--- begin The input ---
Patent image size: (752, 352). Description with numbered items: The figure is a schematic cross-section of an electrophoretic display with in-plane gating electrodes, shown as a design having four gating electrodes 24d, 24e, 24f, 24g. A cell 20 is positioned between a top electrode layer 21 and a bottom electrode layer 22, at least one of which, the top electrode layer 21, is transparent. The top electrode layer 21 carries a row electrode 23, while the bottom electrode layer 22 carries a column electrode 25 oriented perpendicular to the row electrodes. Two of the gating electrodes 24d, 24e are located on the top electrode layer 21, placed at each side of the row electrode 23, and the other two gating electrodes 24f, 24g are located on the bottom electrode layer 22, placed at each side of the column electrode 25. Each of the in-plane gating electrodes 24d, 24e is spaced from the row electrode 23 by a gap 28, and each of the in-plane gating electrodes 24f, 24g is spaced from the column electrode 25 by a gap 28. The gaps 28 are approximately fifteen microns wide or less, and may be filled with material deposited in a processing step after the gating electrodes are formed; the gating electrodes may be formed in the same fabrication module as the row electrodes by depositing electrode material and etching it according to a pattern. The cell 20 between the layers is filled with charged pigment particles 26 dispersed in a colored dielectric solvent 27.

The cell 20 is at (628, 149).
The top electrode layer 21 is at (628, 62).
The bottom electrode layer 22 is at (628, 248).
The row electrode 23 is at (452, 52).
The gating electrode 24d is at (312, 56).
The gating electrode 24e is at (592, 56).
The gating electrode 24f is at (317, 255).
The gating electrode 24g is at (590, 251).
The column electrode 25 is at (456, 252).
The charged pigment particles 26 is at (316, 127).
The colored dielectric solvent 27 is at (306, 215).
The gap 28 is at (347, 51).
--- end The input ---
- Task to complete
Extract each line from the records above that contains the word "particles". Case counts.

- Result of this task
Patent image size: (752, 352). Description with numbered items: The figure is a schematic cross-section of an electrophoretic display with in-plane gating electrodes, shown as a design having four gating electrodes 24d, 24e, 24f, 24g. A cell 20 is positioned between a top electrode layer 21 and a bottom electrode layer 22, at least one of which, the top electrode layer 21, is transparent. The top electrode layer 21 carries a row electrode 23, while the bottom electrode layer 22 carries a column electrode 25 oriented perpendicular to the row electrodes. Two of the gating electrodes 24d, 24e are located on the top electrode layer 21, placed at each side of the row electrode 23, and the other two gating electrodes 24f, 24g are located on the bottom electrode layer 22, placed at each side of the column electrode 25. Each of the in-plane gating electrodes 24d, 24e is spaced from the row electrode 23 by a gap 28, and each of the in-plane gating electrodes 24f, 24g is spaced from the column electrode 25 by a gap 28. The gaps 28 are approximately fifteen microns wide or less, and may be filled with material deposited in a processing step after the gating electrodes are formed; the gating electrodes may be formed in the same fabrication module as the row electrodes by depositing electrode material and etching it according to a pattern. The cell 20 between the layers is filled with charged pigment particles 26 dispersed in a colored dielectric solvent 27.
The charged pigment particles 26 is at (316, 127).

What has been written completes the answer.